* Extracted entries *
□ □ □ □
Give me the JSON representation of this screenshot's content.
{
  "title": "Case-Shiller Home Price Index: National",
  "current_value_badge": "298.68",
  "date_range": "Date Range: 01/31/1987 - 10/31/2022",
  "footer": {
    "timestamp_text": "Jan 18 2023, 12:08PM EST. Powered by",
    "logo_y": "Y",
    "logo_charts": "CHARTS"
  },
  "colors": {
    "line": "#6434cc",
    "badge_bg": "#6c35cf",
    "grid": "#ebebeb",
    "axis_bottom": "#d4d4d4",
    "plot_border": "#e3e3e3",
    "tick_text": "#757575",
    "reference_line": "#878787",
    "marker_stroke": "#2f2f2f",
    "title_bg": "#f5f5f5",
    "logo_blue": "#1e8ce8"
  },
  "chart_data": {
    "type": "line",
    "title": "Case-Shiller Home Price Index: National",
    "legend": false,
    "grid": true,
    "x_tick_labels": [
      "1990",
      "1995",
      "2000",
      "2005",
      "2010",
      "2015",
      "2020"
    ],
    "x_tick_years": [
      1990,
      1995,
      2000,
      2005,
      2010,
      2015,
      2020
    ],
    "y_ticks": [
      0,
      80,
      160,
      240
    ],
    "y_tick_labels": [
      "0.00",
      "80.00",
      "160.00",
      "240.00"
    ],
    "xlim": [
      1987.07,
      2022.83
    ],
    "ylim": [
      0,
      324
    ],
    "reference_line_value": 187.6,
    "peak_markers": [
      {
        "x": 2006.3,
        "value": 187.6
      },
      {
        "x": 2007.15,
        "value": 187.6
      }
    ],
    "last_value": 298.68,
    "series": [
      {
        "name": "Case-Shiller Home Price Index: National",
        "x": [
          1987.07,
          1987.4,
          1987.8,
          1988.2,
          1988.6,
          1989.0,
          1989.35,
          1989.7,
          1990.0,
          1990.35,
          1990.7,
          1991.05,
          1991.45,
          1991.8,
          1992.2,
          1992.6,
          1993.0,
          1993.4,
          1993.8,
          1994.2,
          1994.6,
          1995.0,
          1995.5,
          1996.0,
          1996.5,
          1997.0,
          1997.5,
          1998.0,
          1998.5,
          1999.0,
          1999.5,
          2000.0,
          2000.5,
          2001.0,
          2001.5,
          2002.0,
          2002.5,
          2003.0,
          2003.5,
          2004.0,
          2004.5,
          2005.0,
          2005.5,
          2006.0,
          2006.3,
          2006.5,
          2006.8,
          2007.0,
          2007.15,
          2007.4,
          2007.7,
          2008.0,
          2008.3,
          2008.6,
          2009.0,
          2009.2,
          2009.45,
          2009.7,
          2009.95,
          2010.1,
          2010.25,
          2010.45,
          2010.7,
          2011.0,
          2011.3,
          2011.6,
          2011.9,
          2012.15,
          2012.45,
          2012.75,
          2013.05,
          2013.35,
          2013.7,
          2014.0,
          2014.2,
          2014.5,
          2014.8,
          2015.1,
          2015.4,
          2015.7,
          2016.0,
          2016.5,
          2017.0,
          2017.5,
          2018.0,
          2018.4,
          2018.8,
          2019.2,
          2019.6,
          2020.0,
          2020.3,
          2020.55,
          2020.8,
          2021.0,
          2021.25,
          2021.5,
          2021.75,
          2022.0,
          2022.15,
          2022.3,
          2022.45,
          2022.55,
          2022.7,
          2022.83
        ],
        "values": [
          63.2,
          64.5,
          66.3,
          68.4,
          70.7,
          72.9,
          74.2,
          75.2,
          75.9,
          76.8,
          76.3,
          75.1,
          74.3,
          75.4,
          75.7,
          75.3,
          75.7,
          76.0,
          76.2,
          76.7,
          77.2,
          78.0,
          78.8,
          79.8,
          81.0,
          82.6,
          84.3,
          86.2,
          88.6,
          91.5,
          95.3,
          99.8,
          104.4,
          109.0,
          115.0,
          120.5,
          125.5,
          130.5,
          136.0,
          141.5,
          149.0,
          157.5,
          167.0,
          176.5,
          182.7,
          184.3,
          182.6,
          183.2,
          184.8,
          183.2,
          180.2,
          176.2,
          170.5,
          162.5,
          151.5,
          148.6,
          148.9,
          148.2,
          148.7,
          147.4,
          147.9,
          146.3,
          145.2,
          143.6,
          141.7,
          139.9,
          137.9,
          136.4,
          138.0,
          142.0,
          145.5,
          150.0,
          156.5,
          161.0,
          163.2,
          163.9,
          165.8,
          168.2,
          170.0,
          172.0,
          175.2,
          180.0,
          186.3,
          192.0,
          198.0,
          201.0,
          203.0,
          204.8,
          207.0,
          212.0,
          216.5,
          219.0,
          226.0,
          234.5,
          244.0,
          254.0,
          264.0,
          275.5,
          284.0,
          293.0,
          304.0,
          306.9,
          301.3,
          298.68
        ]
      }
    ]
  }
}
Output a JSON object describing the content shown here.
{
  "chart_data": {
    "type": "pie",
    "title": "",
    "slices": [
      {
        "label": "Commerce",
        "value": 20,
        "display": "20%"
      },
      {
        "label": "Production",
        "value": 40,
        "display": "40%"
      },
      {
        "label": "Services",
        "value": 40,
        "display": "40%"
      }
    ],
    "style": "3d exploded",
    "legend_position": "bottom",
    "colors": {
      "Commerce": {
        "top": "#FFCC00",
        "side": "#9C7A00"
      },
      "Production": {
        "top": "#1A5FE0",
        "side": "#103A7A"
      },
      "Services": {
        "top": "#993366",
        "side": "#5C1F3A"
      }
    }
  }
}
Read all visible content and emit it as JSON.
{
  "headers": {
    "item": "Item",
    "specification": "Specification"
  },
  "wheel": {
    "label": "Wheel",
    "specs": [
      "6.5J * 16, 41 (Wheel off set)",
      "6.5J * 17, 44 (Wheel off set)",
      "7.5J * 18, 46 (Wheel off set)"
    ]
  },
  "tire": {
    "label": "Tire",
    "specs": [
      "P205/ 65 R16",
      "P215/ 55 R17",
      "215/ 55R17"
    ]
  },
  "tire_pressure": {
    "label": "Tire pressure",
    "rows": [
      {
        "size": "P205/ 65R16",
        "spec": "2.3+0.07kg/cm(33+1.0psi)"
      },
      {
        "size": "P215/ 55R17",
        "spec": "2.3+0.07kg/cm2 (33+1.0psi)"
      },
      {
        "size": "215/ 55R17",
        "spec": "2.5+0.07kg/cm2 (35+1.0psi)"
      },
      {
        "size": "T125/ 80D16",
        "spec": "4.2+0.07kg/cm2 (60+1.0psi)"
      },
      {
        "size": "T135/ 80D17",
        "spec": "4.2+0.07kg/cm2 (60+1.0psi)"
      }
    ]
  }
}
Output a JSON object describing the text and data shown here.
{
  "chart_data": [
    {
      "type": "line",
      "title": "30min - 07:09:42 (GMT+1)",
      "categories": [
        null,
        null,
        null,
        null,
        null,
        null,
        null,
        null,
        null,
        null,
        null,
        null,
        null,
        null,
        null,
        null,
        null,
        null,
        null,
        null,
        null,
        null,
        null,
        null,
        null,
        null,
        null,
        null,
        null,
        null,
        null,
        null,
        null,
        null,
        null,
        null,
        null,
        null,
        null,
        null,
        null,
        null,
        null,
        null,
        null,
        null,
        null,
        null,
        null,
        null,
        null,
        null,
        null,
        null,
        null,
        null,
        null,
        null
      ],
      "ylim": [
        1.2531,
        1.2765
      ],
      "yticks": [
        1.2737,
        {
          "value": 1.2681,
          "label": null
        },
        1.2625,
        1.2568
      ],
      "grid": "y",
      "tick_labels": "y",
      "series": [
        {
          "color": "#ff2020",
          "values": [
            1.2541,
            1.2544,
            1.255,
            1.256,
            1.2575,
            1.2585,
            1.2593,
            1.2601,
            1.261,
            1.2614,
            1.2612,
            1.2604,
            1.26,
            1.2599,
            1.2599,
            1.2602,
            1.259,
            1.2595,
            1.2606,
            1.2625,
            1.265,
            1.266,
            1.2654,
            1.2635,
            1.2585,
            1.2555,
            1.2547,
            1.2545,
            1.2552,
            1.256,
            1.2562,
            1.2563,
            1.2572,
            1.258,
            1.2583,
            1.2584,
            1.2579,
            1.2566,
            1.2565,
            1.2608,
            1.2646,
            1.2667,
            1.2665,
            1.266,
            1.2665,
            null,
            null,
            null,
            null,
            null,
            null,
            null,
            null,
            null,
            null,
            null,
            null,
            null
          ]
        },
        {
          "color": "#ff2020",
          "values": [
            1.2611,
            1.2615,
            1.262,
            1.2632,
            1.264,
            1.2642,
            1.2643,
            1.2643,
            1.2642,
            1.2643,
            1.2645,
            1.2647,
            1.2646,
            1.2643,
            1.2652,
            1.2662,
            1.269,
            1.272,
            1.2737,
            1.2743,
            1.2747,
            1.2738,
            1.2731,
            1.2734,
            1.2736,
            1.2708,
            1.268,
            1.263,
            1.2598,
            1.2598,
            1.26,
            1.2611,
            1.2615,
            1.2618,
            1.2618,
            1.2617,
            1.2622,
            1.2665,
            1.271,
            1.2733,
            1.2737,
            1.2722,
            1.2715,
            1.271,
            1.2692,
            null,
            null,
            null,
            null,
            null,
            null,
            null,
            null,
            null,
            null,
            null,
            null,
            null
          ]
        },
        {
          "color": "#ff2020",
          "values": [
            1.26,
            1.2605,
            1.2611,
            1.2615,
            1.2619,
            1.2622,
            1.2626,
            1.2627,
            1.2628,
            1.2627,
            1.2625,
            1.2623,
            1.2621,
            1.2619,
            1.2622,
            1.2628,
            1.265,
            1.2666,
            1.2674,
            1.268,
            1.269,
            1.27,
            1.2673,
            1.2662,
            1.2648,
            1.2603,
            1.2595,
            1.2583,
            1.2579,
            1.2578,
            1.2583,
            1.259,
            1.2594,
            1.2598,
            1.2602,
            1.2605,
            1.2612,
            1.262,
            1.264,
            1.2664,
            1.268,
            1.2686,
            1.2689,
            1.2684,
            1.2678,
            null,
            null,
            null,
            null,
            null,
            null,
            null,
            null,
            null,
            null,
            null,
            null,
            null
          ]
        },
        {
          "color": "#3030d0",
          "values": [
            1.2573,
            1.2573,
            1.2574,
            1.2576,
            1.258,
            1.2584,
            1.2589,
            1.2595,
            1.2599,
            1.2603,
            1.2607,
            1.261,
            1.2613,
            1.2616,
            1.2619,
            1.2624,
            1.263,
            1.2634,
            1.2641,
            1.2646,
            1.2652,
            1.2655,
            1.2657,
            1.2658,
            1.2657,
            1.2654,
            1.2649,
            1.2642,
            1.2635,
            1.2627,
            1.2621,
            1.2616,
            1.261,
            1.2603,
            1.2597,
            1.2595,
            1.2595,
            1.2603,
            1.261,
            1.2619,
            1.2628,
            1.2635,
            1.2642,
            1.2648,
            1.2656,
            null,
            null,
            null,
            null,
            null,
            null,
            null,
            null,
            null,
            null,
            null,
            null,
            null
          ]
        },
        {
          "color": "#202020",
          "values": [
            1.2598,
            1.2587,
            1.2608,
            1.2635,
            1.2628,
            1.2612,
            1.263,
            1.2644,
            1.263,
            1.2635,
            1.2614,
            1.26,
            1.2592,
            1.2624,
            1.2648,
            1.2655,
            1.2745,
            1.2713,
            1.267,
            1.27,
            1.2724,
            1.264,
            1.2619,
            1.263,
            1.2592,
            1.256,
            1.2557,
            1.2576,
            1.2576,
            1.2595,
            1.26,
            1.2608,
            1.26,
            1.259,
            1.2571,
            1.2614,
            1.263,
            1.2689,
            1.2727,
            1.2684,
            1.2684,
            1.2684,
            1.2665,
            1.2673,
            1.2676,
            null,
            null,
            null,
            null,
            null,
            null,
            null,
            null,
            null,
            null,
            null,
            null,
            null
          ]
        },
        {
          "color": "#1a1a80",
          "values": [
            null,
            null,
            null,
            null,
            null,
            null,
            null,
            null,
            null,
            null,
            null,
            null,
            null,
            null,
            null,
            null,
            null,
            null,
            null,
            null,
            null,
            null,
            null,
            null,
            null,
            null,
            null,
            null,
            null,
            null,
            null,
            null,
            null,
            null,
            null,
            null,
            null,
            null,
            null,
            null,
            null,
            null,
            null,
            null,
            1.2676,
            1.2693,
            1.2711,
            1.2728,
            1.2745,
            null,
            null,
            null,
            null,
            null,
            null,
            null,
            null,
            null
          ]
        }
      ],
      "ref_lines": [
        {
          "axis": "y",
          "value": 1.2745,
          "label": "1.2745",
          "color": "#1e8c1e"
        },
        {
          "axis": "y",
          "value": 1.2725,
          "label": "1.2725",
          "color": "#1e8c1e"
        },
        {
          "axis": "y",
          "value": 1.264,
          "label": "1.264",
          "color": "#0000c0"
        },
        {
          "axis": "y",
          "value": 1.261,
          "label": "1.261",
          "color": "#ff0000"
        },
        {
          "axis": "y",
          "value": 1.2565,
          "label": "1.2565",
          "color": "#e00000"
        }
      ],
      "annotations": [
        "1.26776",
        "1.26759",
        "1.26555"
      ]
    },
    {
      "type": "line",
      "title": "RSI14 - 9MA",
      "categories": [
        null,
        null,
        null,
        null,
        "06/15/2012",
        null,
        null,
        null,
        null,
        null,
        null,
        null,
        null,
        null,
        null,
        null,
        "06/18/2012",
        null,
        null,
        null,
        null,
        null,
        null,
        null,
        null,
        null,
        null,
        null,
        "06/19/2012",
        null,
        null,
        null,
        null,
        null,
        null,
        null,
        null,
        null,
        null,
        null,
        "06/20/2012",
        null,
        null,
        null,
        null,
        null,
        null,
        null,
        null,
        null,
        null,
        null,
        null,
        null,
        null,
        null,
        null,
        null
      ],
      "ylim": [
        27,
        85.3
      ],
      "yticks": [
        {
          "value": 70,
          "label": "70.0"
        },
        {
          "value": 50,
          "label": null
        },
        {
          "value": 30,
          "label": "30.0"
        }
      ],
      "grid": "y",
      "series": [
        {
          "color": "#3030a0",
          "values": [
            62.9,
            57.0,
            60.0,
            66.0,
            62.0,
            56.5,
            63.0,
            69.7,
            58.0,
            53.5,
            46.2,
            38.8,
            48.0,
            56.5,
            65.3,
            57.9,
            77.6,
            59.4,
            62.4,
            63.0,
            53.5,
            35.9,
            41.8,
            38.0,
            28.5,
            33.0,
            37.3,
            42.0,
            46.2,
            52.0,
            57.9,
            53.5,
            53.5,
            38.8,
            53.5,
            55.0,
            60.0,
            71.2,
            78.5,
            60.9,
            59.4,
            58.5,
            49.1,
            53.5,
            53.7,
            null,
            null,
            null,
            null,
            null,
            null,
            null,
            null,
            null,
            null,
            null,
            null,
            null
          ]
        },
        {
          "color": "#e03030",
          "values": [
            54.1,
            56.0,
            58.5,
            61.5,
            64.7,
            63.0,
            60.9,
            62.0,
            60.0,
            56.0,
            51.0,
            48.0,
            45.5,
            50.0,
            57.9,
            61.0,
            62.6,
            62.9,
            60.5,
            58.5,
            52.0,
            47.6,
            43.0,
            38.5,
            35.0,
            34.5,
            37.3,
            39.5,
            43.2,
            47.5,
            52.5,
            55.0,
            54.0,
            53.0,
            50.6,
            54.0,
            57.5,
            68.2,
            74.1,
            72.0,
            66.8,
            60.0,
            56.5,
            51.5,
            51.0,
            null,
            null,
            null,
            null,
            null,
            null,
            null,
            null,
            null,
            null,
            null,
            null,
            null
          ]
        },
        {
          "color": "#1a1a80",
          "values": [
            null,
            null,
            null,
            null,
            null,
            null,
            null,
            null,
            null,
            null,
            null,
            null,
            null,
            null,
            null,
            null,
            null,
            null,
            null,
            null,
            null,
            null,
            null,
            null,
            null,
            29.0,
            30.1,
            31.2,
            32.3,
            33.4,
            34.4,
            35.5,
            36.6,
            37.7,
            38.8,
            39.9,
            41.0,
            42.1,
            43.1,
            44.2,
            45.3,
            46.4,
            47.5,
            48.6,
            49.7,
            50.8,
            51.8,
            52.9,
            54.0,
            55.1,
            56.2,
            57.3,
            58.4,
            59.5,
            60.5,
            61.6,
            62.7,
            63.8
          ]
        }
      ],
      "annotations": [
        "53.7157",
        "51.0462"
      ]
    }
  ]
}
□ □ □ □
* Directive *
Search the preceding listing for "JSON" and extract every line where it is found.

* Response *
Give me the JSON representation of this screenshot's content.
Output a JSON object describing the content shown here.
Read all visible content and emit it as JSON.
Output a JSON object describing the text and data shown here.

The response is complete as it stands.